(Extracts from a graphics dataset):
○ ○ ○ ○ ○ ○ ○

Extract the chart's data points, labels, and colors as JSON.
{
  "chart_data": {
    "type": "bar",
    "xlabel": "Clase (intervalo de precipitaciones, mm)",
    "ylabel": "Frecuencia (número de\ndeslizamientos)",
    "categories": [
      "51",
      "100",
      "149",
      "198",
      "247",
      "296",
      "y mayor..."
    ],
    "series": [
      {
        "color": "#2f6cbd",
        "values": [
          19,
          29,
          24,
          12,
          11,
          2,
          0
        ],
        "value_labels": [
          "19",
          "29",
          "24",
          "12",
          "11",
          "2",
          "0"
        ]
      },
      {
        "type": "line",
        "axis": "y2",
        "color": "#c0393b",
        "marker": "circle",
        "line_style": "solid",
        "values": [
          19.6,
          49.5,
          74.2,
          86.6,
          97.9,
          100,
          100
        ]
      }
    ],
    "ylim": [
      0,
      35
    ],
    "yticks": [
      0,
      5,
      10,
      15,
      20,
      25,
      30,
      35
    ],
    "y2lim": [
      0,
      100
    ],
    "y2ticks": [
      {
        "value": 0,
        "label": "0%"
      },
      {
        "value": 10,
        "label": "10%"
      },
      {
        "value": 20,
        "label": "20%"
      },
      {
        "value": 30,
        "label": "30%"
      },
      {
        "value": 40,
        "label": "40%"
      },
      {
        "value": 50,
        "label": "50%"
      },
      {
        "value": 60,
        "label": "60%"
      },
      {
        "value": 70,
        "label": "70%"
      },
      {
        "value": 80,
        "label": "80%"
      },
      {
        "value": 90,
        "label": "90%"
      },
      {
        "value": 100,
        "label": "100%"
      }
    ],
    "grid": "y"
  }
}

○ ○ ○ ○ ○ ○ ○

(Work to do): Transcribe every entry exactly.

(Task result):
Extract the chart's data points, labels, and colors as JSON.
{
  "chart_data": {
    "type": "bar",
    "xlabel": "Clase (intervalo de precipitaciones, mm)",
    "ylabel": "Frecuencia (número de\ndeslizamientos)",
    "categories": [
      "51",
      "100",
      "149",
      "198",
      "247",
      "296",
      "y mayor..."
    ],
    "series": [
      {
        "color": "#2f6cbd",
        "values": [
          19,
          29,
          24,
          12,
          11,
          2,
          0
        ],
        "value_labels": [
          "19",
          "29",
          "24",
          "12",
          "11",
          "2",
          "0"
        ]
      },
      {
        "type": "line",
        "axis": "y2",
        "color": "#c0393b",
        "marker": "circle",
        "line_style": "solid",
        "values": [
          19.6,
          49.5,
          74.2,
          86.6,
          97.9,
          100,
          100
        ]
      }
    ],
    "ylim": [
      0,
      35
    ],
    "yticks": [
      0,
      5,
      10,
      15,
      20,
      25,
      30,
      35
    ],
    "y2lim": [
      0,
      100
    ],
    "y2ticks": [
      {
        "value": 0,
        "label": "0%"
      },
      {
        "value": 10,
        "label": "10%"
      },
      {
        "value": 20,
        "label": "20%"
      },
      {
        "value": 30,
        "label": "30%"
      },
      {
        "value": 40,
        "label": "40%"
      },
      {
        "value": 50,
        "label": "50%"
      },
      {
        "value": 60,
        "label": "60%"
      },
      {
        "value": 70,
        "label": "70%"
      },
      {
        "value": 80,
        "label": "80%"
      },
      {
        "value": 90,
        "label": "90%"
      },
      {
        "value": 100,
        "label": "100%"
      }
    ],
    "grid": "y"
  }
}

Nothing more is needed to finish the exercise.